(Saved entries)
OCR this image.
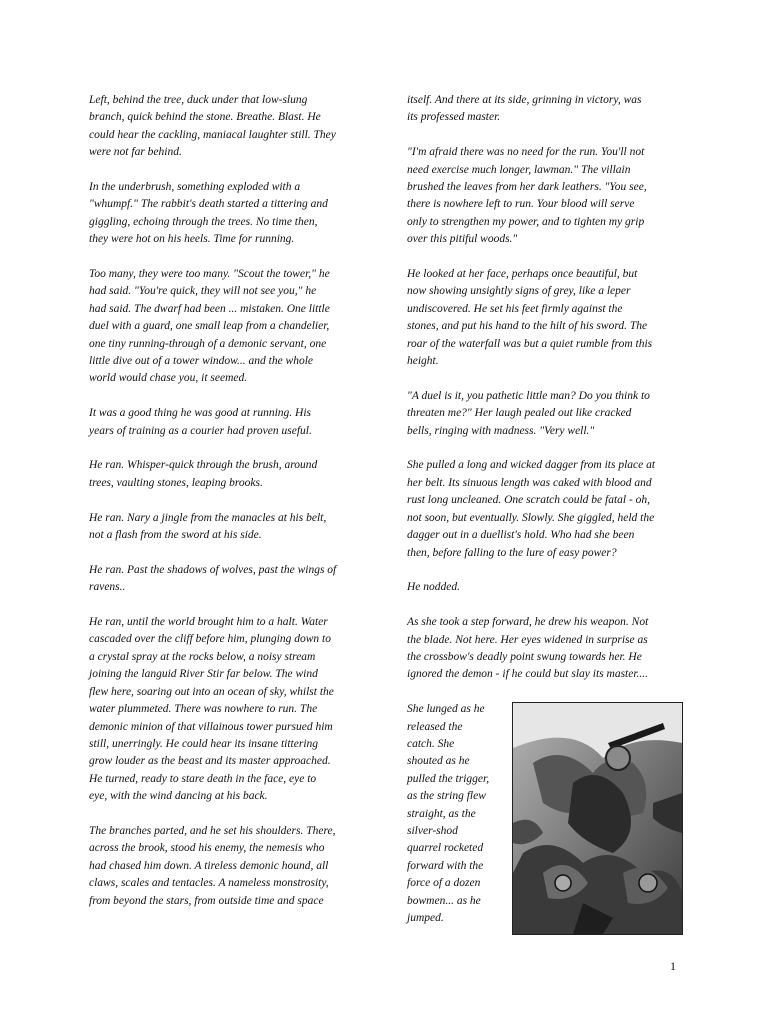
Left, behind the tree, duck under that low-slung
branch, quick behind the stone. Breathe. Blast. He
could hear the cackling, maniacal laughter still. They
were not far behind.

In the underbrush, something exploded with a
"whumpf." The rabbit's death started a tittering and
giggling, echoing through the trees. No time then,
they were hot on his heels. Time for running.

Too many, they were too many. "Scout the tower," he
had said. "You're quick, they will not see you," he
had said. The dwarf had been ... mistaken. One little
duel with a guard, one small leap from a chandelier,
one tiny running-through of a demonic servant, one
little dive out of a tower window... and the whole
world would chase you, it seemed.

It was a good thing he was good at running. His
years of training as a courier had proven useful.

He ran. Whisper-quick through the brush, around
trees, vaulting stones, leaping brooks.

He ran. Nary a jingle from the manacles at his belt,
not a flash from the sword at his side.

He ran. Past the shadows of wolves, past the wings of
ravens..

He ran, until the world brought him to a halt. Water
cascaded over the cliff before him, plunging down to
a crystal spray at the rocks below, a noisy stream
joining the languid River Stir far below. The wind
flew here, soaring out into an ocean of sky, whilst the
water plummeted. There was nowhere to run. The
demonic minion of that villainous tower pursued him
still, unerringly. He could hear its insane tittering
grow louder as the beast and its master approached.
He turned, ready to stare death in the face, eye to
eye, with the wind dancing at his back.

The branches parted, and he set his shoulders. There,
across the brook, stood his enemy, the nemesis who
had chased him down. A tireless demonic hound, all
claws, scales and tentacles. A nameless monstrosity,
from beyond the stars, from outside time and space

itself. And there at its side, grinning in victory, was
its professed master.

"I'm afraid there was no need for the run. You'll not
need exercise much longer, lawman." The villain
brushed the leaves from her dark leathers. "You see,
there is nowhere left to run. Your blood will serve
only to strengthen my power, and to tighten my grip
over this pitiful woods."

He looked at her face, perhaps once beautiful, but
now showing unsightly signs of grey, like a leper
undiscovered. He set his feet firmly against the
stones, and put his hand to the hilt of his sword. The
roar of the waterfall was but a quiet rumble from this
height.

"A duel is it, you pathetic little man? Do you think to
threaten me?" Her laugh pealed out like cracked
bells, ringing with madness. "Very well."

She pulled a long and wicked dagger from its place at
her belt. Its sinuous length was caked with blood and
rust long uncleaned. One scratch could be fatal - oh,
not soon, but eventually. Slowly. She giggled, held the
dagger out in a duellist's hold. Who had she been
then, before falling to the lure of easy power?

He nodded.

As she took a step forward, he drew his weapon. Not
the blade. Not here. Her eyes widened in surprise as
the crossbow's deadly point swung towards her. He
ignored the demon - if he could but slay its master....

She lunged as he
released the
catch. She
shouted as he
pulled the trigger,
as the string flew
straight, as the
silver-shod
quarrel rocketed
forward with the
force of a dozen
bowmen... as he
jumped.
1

Instructions for the task —
Which lines contain the word "demonic"? Copy each of them.

Answer to the task —
one tiny running-through of a demonic servant, one
demonic minion of that villainous tower pursued him
had chased him down. A tireless demonic hound, all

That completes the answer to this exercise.